Copy all lines below containing "JSON".

--- --- ---

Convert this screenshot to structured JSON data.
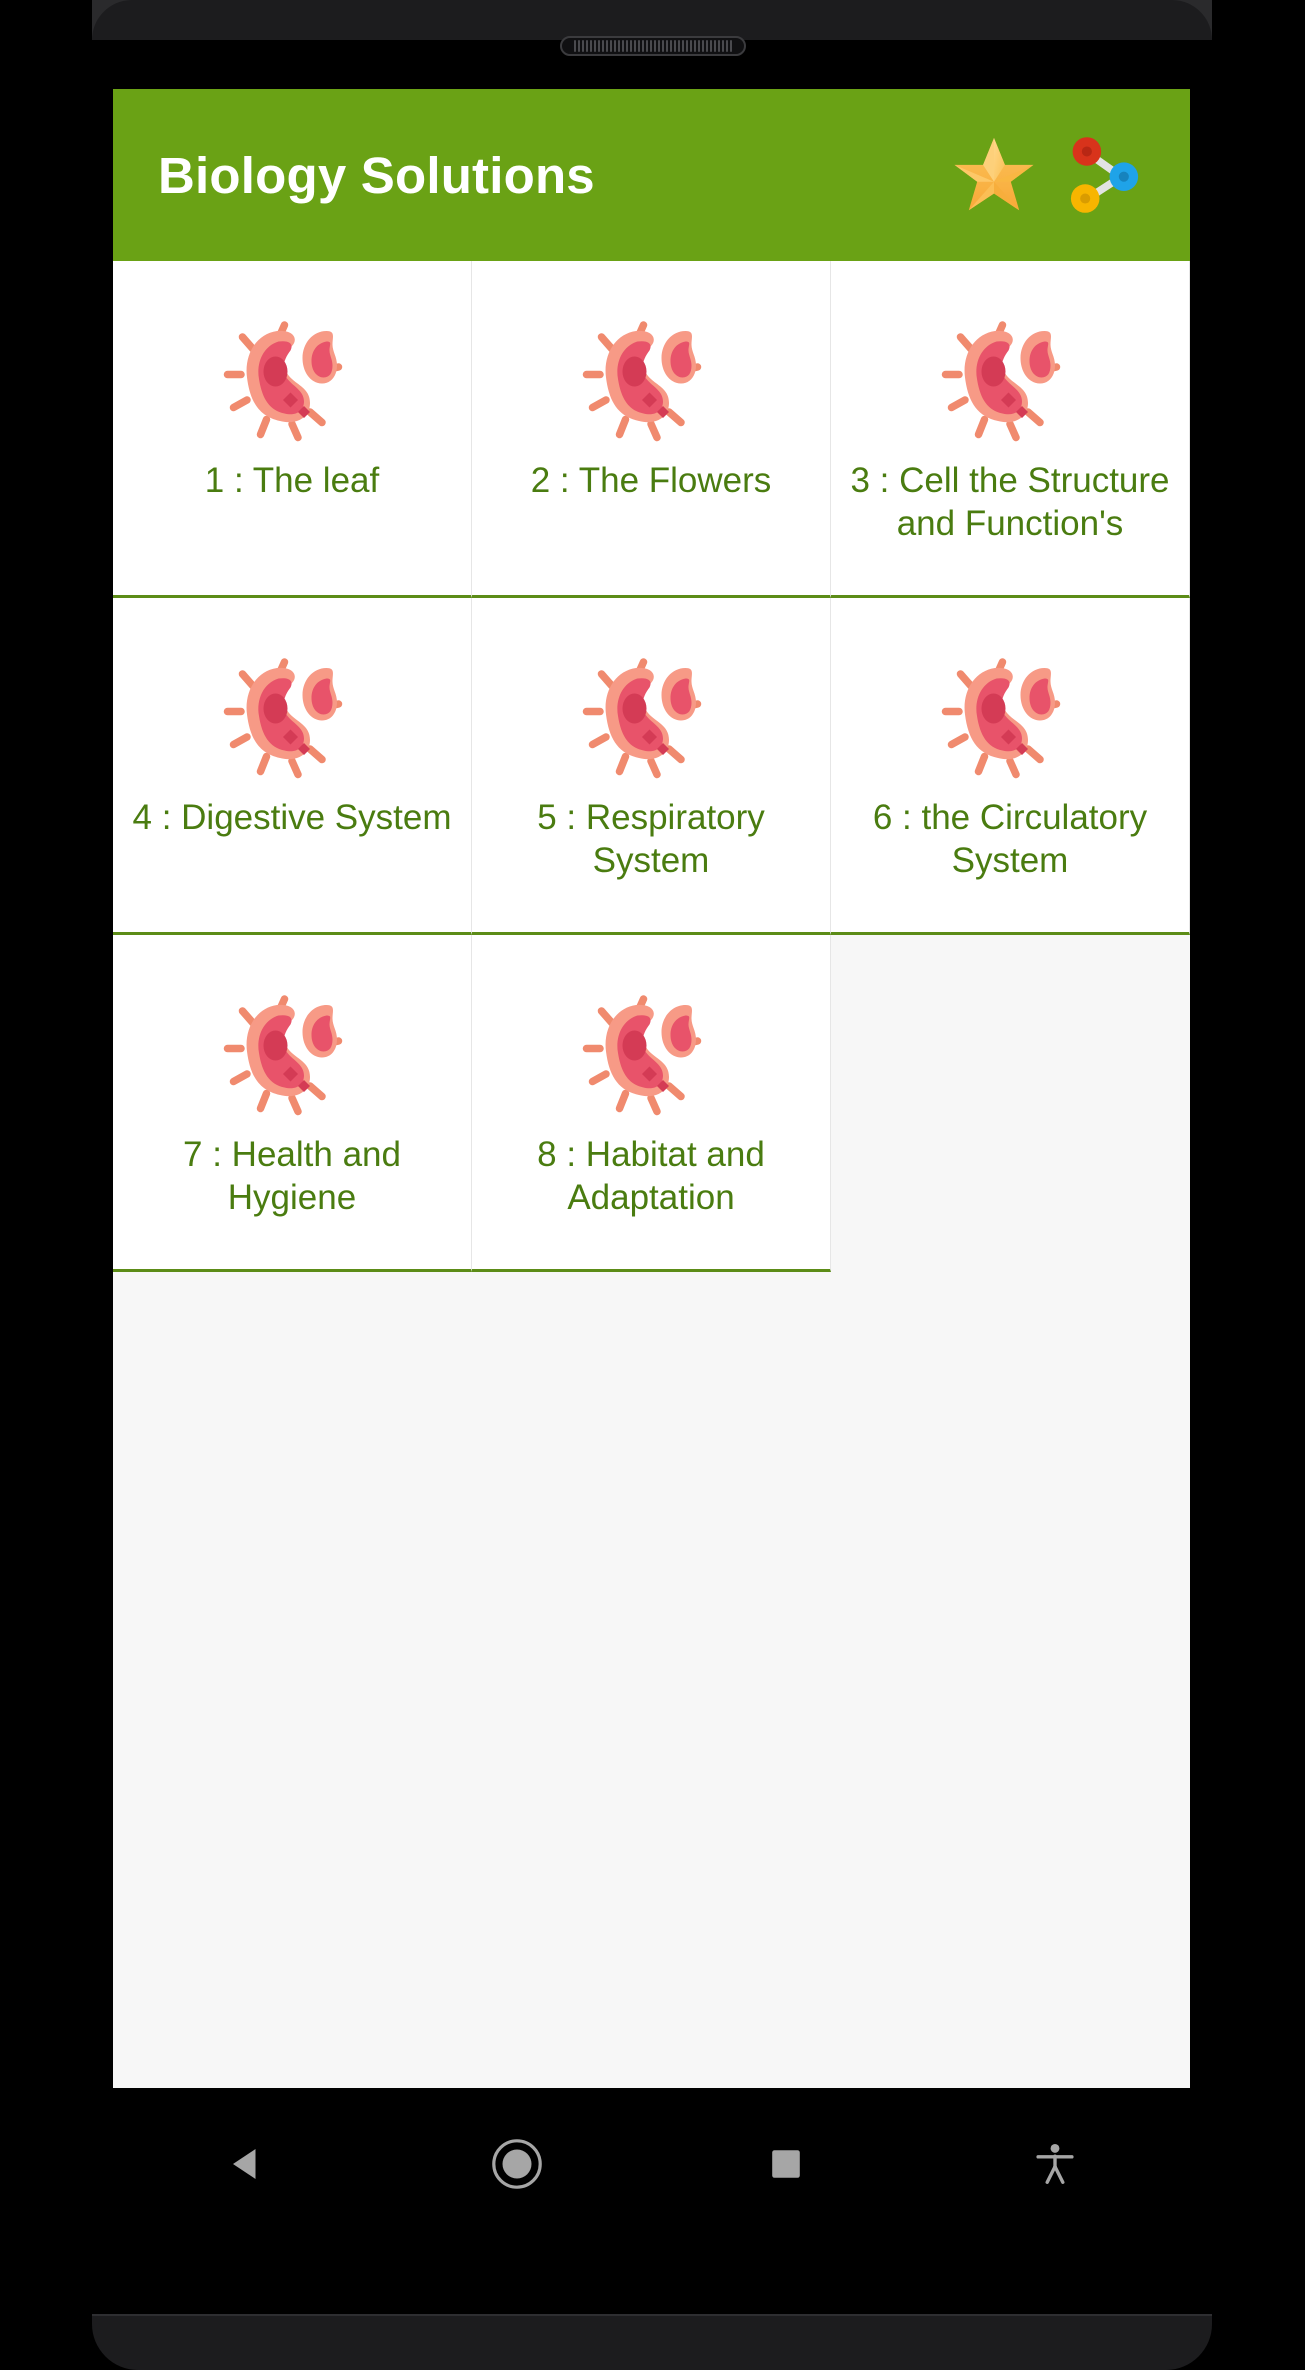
{
  "app": {
    "title": "Biology Solutions",
    "appbar_color": "#6AA215",
    "label_color": "#4a7c10",
    "card_bg": "#ffffff",
    "page_bg": "#f7f7f7"
  },
  "appbar": {
    "title": "Biology Solutions",
    "actions": [
      {
        "name": "favorites-star-icon",
        "label": "Favorites"
      },
      {
        "name": "molecule-share-icon",
        "label": "Share"
      }
    ]
  },
  "grid": {
    "item_icon_name": "bacteria-icon",
    "items": [
      {
        "label": "1 : The leaf"
      },
      {
        "label": "2 : The Flowers"
      },
      {
        "label": "3 : Cell the Structure and Function's"
      },
      {
        "label": "4 : Digestive System"
      },
      {
        "label": "5 : Respiratory System"
      },
      {
        "label": "6 : the Circulatory System"
      },
      {
        "label": "7 : Health and Hygiene"
      },
      {
        "label": "8 : Habitat and Adaptation"
      }
    ]
  },
  "navbar": {
    "buttons": [
      {
        "name": "nav-back-button",
        "label": "Back"
      },
      {
        "name": "nav-home-button",
        "label": "Home"
      },
      {
        "name": "nav-recents-button",
        "label": "Recents"
      },
      {
        "name": "nav-accessibility-button",
        "label": "Accessibility"
      }
    ]
  }
}
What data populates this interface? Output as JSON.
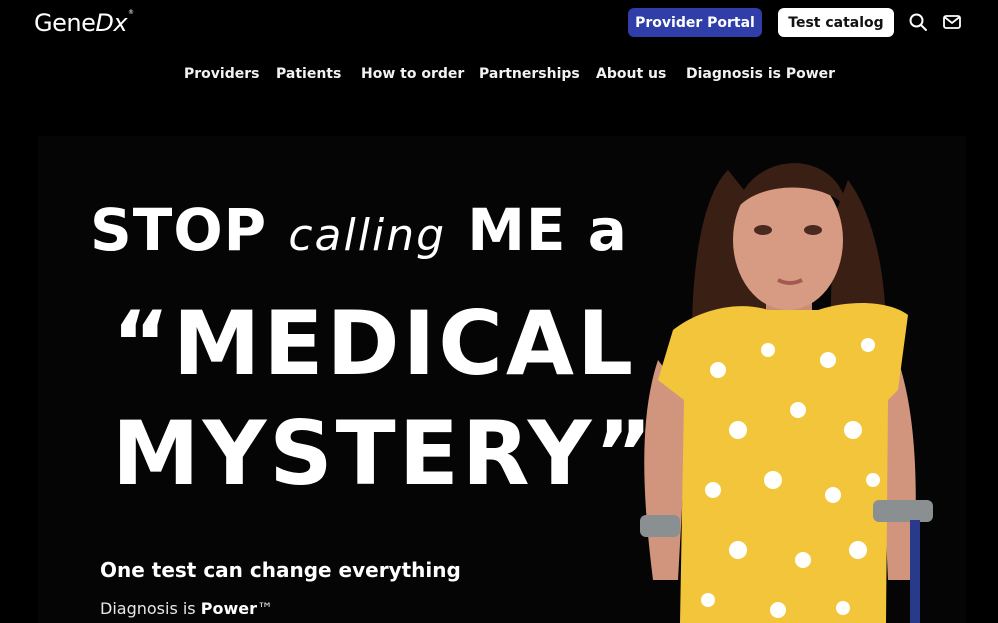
{
  "header": {
    "logo_text": "GeneDx",
    "logo_main": "Gene",
    "logo_dx": "Dx",
    "provider_portal_label": "Provider Portal",
    "test_catalog_label": "Test catalog",
    "icons": [
      "search-icon",
      "mail-icon"
    ]
  },
  "nav": {
    "items": [
      {
        "label": "Providers"
      },
      {
        "label": "Patients"
      },
      {
        "label": "How to order"
      },
      {
        "label": "Partnerships"
      },
      {
        "label": "About us"
      },
      {
        "label": "Diagnosis is Power"
      }
    ]
  },
  "hero": {
    "line1_a": "STOP",
    "line1_b": "calling",
    "line1_c": "ME a",
    "line2": "“MEDICAL",
    "line3": "MYSTERY”",
    "tagline": "One test can change everything",
    "sub_prefix": "Diagnosis is ",
    "sub_bold": "Power",
    "sub_tm": "™"
  },
  "colors": {
    "background": "#000000",
    "portal_button": "#2f3ea8",
    "catalog_button": "#ffffff",
    "shirt_yellow": "#f2c53a"
  }
}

--- --- ---

**EXERCISE RESPONSE**
Convert this screenshot to structured JSON data.
What data populates this interface? Output as JSON.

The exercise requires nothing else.